**Given instruction:**
Gather the lines from the material that contain "whishi".

**Record excerpts:**
▶
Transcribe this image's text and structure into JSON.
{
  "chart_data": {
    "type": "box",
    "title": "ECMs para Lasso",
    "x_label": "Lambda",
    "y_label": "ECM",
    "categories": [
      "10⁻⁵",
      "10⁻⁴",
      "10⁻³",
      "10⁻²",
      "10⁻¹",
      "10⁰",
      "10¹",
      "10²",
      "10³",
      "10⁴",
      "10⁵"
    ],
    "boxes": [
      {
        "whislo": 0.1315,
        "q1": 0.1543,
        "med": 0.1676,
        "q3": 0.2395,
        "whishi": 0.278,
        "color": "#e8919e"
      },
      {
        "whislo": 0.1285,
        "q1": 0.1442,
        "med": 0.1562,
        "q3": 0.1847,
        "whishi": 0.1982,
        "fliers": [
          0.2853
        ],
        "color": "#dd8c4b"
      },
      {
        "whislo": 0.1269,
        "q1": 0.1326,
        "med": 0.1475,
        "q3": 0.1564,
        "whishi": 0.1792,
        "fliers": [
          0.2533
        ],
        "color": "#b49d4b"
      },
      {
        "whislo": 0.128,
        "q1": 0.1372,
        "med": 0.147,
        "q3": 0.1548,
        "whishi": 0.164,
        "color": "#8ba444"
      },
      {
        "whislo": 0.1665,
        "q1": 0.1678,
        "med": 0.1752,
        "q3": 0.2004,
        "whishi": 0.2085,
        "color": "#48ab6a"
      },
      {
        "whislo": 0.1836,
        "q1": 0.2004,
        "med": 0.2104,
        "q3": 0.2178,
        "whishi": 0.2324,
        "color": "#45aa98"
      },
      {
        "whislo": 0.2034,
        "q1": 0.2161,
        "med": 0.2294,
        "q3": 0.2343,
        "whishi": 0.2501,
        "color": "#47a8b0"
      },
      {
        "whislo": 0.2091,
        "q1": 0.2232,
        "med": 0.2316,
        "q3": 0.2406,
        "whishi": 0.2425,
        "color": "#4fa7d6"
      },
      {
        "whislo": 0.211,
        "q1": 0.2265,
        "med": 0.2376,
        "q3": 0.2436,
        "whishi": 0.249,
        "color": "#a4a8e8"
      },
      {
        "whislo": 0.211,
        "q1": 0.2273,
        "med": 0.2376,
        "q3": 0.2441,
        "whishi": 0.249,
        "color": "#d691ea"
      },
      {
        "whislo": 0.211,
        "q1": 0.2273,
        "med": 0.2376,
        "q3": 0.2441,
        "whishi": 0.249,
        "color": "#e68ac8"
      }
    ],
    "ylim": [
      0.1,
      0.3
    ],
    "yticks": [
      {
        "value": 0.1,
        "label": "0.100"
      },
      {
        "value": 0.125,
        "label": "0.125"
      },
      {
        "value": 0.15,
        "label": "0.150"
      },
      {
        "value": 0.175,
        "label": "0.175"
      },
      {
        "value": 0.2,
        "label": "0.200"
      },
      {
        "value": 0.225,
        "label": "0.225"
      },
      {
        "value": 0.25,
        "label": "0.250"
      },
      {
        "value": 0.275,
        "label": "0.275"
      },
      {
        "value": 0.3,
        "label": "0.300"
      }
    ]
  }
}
◀
**Solution to this task:**
        "whishi": 0.278,
        "whishi": 0.1982,
        "whishi": 0.1792,
        "whishi": 0.164,
        "whishi": 0.2085,
        "whishi": 0.2324,
        "whishi": 0.2501,
        "whishi": 0.2425,
        "whishi": 0.249,
        "whishi": 0.249,
        "whishi": 0.249,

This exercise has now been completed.